> _Task prompt_
Extract the full listing below without altering a single character.
##### Records #####
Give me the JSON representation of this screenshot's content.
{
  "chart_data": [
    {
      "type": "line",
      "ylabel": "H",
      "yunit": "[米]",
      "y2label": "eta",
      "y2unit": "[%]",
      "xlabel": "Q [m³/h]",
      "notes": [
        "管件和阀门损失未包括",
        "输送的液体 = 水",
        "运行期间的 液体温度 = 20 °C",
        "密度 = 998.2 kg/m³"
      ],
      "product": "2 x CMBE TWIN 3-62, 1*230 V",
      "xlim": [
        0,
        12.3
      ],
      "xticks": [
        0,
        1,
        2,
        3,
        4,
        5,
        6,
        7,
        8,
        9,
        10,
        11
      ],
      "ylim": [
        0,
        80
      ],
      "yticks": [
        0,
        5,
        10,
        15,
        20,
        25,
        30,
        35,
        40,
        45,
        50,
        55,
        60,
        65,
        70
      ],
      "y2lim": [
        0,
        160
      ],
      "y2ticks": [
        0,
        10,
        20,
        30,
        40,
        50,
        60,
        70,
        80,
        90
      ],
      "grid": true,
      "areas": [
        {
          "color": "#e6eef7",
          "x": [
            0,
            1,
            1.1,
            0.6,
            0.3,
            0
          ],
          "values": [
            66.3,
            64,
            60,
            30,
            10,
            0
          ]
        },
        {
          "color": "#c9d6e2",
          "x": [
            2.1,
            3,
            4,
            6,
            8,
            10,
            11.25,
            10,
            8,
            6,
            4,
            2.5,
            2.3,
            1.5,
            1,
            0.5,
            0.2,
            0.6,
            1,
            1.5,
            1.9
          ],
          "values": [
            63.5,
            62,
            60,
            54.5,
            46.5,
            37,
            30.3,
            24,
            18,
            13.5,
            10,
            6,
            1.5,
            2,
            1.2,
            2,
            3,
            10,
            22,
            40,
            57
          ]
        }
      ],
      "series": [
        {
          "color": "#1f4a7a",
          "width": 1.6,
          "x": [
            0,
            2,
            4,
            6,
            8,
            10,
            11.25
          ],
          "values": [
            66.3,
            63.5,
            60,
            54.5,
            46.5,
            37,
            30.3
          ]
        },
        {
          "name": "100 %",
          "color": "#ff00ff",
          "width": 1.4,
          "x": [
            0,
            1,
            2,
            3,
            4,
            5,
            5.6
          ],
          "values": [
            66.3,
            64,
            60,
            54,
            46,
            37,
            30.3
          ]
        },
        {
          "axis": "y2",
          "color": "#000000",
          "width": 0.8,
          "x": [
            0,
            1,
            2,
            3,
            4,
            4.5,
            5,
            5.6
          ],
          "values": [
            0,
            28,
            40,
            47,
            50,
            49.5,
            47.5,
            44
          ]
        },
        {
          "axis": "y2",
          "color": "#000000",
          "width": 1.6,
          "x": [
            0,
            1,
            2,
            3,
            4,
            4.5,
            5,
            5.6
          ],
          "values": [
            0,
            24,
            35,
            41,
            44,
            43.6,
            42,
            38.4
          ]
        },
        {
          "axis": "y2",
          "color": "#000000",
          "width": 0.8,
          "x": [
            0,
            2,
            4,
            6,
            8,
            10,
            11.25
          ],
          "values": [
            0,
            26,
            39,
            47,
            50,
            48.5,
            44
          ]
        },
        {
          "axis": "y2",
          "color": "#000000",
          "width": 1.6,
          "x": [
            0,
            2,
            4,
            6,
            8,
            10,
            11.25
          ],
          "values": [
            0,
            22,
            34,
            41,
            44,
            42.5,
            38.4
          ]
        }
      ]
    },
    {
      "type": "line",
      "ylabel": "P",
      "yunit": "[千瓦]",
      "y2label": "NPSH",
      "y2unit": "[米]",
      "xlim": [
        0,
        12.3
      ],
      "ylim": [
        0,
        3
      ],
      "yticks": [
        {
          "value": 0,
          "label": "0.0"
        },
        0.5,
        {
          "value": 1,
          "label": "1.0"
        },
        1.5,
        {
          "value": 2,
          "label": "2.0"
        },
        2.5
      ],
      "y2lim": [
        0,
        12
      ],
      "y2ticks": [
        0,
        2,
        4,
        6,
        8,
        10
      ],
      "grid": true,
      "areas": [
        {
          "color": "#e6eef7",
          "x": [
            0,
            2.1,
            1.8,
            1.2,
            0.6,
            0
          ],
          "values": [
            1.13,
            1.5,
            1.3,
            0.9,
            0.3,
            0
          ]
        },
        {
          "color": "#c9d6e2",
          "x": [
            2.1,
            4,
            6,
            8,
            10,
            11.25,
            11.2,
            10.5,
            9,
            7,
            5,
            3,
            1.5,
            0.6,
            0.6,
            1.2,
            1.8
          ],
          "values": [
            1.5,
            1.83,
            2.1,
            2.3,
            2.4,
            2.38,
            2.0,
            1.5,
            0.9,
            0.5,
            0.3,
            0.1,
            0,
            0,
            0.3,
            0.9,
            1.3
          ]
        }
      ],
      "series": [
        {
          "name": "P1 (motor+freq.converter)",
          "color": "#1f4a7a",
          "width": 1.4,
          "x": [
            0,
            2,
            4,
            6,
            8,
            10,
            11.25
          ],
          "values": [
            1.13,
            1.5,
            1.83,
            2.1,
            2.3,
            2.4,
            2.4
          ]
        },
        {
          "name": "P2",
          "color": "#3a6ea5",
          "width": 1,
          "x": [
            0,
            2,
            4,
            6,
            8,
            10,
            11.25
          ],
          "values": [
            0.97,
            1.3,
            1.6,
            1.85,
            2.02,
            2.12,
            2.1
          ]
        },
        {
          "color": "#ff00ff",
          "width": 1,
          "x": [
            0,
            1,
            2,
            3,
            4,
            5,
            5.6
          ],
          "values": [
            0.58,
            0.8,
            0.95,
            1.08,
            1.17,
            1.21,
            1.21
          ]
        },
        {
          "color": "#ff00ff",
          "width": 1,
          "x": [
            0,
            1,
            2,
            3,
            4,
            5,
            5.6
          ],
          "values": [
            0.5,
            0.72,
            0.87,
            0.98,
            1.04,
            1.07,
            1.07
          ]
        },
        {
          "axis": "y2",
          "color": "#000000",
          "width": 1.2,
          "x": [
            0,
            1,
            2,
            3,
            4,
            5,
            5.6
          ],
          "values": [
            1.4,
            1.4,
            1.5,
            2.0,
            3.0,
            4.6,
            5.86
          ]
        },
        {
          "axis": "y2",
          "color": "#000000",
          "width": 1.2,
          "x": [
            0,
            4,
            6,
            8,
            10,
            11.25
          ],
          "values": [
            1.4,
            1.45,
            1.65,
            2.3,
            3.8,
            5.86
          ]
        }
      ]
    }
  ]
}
#####
> _Problem solution_
Give me the JSON representation of this screenshot's content.
{
  "chart_data": [
    {
      "type": "line",
      "ylabel": "H",
      "yunit": "[米]",
      "y2label": "eta",
      "y2unit": "[%]",
      "xlabel": "Q [m³/h]",
      "notes": [
        "管件和阀门损失未包括",
        "输送的液体 = 水",
        "运行期间的 液体温度 = 20 °C",
        "密度 = 998.2 kg/m³"
      ],
      "product": "2 x CMBE TWIN 3-62, 1*230 V",
      "xlim": [
        0,
        12.3
      ],
      "xticks": [
        0,
        1,
        2,
        3,
        4,
        5,
        6,
        7,
        8,
        9,
        10,
        11
      ],
      "ylim": [
        0,
        80
      ],
      "yticks": [
        0,
        5,
        10,
        15,
        20,
        25,
        30,
        35,
        40,
        45,
        50,
        55,
        60,
        65,
        70
      ],
      "y2lim": [
        0,
        160
      ],
      "y2ticks": [
        0,
        10,
        20,
        30,
        40,
        50,
        60,
        70,
        80,
        90
      ],
      "grid": true,
      "areas": [
        {
          "color": "#e6eef7",
          "x": [
            0,
            1,
            1.1,
            0.6,
            0.3,
            0
          ],
          "values": [
            66.3,
            64,
            60,
            30,
            10,
            0
          ]
        },
        {
          "color": "#c9d6e2",
          "x": [
            2.1,
            3,
            4,
            6,
            8,
            10,
            11.25,
            10,
            8,
            6,
            4,
            2.5,
            2.3,
            1.5,
            1,
            0.5,
            0.2,
            0.6,
            1,
            1.5,
            1.9
          ],
          "values": [
            63.5,
            62,
            60,
            54.5,
            46.5,
            37,
            30.3,
            24,
            18,
            13.5,
            10,
            6,
            1.5,
            2,
            1.2,
            2,
            3,
            10,
            22,
            40,
            57
          ]
        }
      ],
      "series": [
        {
          "color": "#1f4a7a",
          "width": 1.6,
          "x": [
            0,
            2,
            4,
            6,
            8,
            10,
            11.25
          ],
          "values": [
            66.3,
            63.5,
            60,
            54.5,
            46.5,
            37,
            30.3
          ]
        },
        {
          "name": "100 %",
          "color": "#ff00ff",
          "width": 1.4,
          "x": [
            0,
            1,
            2,
            3,
            4,
            5,
            5.6
          ],
          "values": [
            66.3,
            64,
            60,
            54,
            46,
            37,
            30.3
          ]
        },
        {
          "axis": "y2",
          "color": "#000000",
          "width": 0.8,
          "x": [
            0,
            1,
            2,
            3,
            4,
            4.5,
            5,
            5.6
          ],
          "values": [
            0,
            28,
            40,
            47,
            50,
            49.5,
            47.5,
            44
          ]
        },
        {
          "axis": "y2",
          "color": "#000000",
          "width": 1.6,
          "x": [
            0,
            1,
            2,
            3,
            4,
            4.5,
            5,
            5.6
          ],
          "values": [
            0,
            24,
            35,
            41,
            44,
            43.6,
            42,
            38.4
          ]
        },
        {
          "axis": "y2",
          "color": "#000000",
          "width": 0.8,
          "x": [
            0,
            2,
            4,
            6,
            8,
            10,
            11.25
          ],
          "values": [
            0,
            26,
            39,
            47,
            50,
            48.5,
            44
          ]
        },
        {
          "axis": "y2",
          "color": "#000000",
          "width": 1.6,
          "x": [
            0,
            2,
            4,
            6,
            8,
            10,
            11.25
          ],
          "values": [
            0,
            22,
            34,
            41,
            44,
            42.5,
            38.4
          ]
        }
      ]
    },
    {
      "type": "line",
      "ylabel": "P",
      "yunit": "[千瓦]",
      "y2label": "NPSH",
      "y2unit": "[米]",
      "xlim": [
        0,
        12.3
      ],
      "ylim": [
        0,
        3
      ],
      "yticks": [
        {
          "value": 0,
          "label": "0.0"
        },
        0.5,
        {
          "value": 1,
          "label": "1.0"
        },
        1.5,
        {
          "value": 2,
          "label": "2.0"
        },
        2.5
      ],
      "y2lim": [
        0,
        12
      ],
      "y2ticks": [
        0,
        2,
        4,
        6,
        8,
        10
      ],
      "grid": true,
      "areas": [
        {
          "color": "#e6eef7",
          "x": [
            0,
            2.1,
            1.8,
            1.2,
            0.6,
            0
          ],
          "values": [
            1.13,
            1.5,
            1.3,
            0.9,
            0.3,
            0
          ]
        },
        {
          "color": "#c9d6e2",
          "x": [
            2.1,
            4,
            6,
            8,
            10,
            11.25,
            11.2,
            10.5,
            9,
            7,
            5,
            3,
            1.5,
            0.6,
            0.6,
            1.2,
            1.8
          ],
          "values": [
            1.5,
            1.83,
            2.1,
            2.3,
            2.4,
            2.38,
            2.0,
            1.5,
            0.9,
            0.5,
            0.3,
            0.1,
            0,
            0,
            0.3,
            0.9,
            1.3
          ]
        }
      ],
      "series": [
        {
          "name": "P1 (motor+freq.converter)",
          "color": "#1f4a7a",
          "width": 1.4,
          "x": [
            0,
            2,
            4,
            6,
            8,
            10,
            11.25
          ],
          "values": [
            1.13,
            1.5,
            1.83,
            2.1,
            2.3,
            2.4,
            2.4
          ]
        },
        {
          "name": "P2",
          "color": "#3a6ea5",
          "width": 1,
          "x": [
            0,
            2,
            4,
            6,
            8,
            10,
            11.25
          ],
          "values": [
            0.97,
            1.3,
            1.6,
            1.85,
            2.02,
            2.12,
            2.1
          ]
        },
        {
          "color": "#ff00ff",
          "width": 1,
          "x": [
            0,
            1,
            2,
            3,
            4,
            5,
            5.6
          ],
          "values": [
            0.58,
            0.8,
            0.95,
            1.08,
            1.17,
            1.21,
            1.21
          ]
        },
        {
          "color": "#ff00ff",
          "width": 1,
          "x": [
            0,
            1,
            2,
            3,
            4,
            5,
            5.6
          ],
          "values": [
            0.5,
            0.72,
            0.87,
            0.98,
            1.04,
            1.07,
            1.07
          ]
        },
        {
          "axis": "y2",
          "color": "#000000",
          "width": 1.2,
          "x": [
            0,
            1,
            2,
            3,
            4,
            5,
            5.6
          ],
          "values": [
            1.4,
            1.4,
            1.5,
            2.0,
            3.0,
            4.6,
            5.86
          ]
        },
        {
          "axis": "y2",
          "color": "#000000",
          "width": 1.2,
          "x": [
            0,
            4,
            6,
            8,
            10,
            11.25
          ],
          "values": [
            1.4,
            1.45,
            1.65,
            2.3,
            3.8,
            5.86
          ]
        }
      ]
    }
  ]
}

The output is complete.